* **Task statement**:
Please rewrite the listing from its first line through the line with "tab-6-months[interactable]: 6 tháng" as a numbered list, leaving out any blank lines.

* **Given records**:
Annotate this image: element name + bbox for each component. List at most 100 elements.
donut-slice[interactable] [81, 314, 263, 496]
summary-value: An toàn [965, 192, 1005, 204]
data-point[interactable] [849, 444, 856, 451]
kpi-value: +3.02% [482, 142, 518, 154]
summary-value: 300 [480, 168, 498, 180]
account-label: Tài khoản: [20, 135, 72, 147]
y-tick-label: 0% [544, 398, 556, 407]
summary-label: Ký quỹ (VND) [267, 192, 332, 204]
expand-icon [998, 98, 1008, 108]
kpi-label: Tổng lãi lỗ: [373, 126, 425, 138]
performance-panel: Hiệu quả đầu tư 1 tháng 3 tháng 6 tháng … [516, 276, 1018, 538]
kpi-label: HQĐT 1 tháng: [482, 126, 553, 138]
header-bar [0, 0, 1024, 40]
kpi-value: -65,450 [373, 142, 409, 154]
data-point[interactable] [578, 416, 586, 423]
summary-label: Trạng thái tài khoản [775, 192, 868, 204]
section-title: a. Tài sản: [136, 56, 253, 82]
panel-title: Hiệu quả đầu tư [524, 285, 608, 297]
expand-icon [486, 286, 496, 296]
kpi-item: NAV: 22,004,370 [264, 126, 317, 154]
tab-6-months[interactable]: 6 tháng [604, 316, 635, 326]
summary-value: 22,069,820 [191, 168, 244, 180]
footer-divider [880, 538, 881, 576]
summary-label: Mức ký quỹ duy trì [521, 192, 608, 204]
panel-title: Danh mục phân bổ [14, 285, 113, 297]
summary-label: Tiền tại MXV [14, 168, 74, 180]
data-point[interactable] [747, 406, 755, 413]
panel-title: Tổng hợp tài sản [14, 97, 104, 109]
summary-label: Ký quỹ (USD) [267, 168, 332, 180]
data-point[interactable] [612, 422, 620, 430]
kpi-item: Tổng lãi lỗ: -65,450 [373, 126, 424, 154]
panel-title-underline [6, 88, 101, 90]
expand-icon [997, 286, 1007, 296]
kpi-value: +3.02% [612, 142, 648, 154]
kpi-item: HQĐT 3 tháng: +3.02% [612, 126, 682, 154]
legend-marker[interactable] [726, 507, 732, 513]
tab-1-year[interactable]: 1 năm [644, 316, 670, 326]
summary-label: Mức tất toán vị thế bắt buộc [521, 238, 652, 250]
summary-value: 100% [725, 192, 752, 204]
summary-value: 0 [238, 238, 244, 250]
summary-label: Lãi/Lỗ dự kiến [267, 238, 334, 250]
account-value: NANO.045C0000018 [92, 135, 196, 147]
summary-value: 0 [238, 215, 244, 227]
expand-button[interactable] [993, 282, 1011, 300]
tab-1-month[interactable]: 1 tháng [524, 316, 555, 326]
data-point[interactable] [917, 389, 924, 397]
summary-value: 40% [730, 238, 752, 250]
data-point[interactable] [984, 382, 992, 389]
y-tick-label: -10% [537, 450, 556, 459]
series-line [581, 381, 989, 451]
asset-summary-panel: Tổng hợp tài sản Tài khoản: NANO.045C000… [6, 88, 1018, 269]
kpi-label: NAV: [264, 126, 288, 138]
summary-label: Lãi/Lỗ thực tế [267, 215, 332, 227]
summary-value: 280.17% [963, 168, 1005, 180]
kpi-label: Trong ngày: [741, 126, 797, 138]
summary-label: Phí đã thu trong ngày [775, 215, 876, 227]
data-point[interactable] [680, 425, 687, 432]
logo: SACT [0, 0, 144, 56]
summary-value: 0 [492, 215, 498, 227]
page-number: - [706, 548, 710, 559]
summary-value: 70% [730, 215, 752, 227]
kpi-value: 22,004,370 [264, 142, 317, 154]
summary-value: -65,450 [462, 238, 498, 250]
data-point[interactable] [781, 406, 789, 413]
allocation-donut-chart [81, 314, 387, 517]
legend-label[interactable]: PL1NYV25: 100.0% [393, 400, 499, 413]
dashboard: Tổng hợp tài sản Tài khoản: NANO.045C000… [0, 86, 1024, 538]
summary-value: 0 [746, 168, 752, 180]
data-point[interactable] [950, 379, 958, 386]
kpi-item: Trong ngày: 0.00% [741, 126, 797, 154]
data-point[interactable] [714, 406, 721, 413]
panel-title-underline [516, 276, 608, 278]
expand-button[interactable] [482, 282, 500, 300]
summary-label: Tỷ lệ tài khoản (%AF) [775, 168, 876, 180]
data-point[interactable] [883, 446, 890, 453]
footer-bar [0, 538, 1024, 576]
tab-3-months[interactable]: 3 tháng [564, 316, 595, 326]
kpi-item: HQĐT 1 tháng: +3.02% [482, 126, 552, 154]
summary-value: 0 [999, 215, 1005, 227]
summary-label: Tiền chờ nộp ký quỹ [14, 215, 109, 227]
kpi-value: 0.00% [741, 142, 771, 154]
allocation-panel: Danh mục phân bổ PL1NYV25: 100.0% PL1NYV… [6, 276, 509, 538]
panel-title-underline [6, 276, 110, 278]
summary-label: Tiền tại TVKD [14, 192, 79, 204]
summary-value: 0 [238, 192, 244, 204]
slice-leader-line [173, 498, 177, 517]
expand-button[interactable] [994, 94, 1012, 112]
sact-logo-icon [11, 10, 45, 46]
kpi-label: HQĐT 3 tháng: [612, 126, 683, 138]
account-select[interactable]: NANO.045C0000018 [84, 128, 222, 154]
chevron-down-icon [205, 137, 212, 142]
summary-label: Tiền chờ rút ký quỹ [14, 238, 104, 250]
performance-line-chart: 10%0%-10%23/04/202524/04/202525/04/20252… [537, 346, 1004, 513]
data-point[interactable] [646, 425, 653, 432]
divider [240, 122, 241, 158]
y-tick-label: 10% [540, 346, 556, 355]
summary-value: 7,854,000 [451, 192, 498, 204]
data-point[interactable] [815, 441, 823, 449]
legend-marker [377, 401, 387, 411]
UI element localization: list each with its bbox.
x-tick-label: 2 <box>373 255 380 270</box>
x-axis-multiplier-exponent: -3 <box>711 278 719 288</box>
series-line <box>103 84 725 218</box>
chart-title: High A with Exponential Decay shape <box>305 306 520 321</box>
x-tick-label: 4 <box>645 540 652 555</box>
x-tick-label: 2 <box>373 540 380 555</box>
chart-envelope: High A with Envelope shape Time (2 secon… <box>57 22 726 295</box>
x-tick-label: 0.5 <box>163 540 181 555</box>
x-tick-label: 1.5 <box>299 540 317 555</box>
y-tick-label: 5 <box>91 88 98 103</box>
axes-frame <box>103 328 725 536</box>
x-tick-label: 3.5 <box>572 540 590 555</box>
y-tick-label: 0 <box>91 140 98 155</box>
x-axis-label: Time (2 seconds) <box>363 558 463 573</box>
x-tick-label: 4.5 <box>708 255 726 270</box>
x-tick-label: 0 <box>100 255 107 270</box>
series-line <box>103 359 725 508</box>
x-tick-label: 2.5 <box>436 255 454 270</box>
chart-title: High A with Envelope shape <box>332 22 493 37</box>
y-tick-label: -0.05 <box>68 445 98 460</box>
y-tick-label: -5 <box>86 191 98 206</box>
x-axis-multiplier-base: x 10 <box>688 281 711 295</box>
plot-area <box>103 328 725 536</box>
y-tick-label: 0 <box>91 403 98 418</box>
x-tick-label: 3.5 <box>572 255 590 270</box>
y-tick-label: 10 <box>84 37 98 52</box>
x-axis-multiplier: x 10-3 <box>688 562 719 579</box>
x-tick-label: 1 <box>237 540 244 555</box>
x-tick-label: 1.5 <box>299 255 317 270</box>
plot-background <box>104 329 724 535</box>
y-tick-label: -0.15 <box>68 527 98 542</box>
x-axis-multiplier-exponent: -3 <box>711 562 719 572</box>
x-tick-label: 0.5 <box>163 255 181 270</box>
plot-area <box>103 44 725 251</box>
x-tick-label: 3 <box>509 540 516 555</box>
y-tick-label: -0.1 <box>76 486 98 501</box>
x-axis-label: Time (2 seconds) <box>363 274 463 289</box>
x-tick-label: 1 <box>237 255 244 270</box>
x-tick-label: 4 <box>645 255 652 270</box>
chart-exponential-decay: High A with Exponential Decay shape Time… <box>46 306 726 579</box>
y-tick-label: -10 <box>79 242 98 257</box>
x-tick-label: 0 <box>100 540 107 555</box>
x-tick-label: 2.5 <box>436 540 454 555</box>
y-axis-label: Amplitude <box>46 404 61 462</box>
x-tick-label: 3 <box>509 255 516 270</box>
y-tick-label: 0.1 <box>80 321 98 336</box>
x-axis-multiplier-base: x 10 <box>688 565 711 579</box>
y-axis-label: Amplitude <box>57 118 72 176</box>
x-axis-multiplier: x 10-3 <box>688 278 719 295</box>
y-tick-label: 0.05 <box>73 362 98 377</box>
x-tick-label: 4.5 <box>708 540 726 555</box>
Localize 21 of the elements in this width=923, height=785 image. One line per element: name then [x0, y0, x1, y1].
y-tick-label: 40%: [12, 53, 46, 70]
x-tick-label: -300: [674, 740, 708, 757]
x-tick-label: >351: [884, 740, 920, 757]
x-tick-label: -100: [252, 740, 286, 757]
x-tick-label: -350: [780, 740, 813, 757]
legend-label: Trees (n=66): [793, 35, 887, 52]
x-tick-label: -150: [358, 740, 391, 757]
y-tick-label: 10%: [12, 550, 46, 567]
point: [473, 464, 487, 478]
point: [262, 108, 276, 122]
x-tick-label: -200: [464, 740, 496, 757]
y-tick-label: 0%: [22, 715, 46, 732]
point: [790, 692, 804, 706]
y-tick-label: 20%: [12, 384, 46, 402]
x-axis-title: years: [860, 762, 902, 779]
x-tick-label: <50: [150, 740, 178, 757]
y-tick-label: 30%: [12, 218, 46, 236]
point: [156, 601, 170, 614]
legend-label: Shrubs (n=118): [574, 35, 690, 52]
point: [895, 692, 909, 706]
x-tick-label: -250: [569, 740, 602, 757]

* **Result of this exercise**:
1. Annotate this image: element name + bbox for each component. List at most 100 elements.
2. donut-slice[interactable] [81, 314, 263, 496]
3. summary-value: An toàn [965, 192, 1005, 204]
4. data-point[interactable] [849, 444, 856, 451]
5. kpi-value: +3.02% [482, 142, 518, 154]
6. summary-value: 300 [480, 168, 498, 180]
7. account-label: Tài khoản: [20, 135, 72, 147]
8. y-tick-label: 0% [544, 398, 556, 407]
9. summary-label: Ký quỹ (VND) [267, 192, 332, 204]
10. expand-icon [998, 98, 1008, 108]
11. kpi-label: Tổng lãi lỗ: [373, 126, 425, 138]
12. performance-panel: Hiệu quả đầu tư 1 tháng 3 tháng 6 tháng … [516, 276, 1018, 538]
13. kpi-label: HQĐT 1 tháng: [482, 126, 553, 138]
14. header-bar [0, 0, 1024, 40]
15. kpi-value: -65,450 [373, 142, 409, 154]
16. data-point[interactable] [578, 416, 586, 423]
17. summary-label: Trạng thái tài khoản [775, 192, 868, 204]
18. section-title: a. Tài sản: [136, 56, 253, 82]
19. panel-title: Hiệu quả đầu tư [524, 285, 608, 297]
20. expand-icon [486, 286, 496, 296]
21. kpi-item: NAV: 22,004,370 [264, 126, 317, 154]
22. tab-6-months[interactable]: 6 tháng [604, 316, 635, 326]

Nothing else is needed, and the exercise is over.